### WORK TO BE COMPLETED
Here are some entries; quote each one exactly.

### ITEMS
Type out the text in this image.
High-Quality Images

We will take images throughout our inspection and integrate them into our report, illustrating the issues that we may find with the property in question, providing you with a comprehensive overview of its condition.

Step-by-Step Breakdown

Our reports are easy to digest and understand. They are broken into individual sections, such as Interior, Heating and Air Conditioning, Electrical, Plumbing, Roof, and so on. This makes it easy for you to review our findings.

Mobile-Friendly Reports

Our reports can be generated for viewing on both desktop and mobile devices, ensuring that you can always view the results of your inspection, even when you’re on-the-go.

### ANSWER FOR THIS EXERCISE
Type out the text in this image.
High-Quality Images

We will take images throughout our inspection and integrate them into our report, illustrating the issues that we may find with the property in question, providing you with a comprehensive overview of its condition.

Step-by-Step Breakdown

Our reports are easy to digest and understand. They are broken into individual sections, such as Interior, Heating and Air Conditioning, Electrical, Plumbing, Roof, and so on. This makes it easy for you to review our findings.

Mobile-Friendly Reports

Our reports can be generated for viewing on both desktop and mobile devices, ensuring that you can always view the results of your inspection, even when you’re on-the-go.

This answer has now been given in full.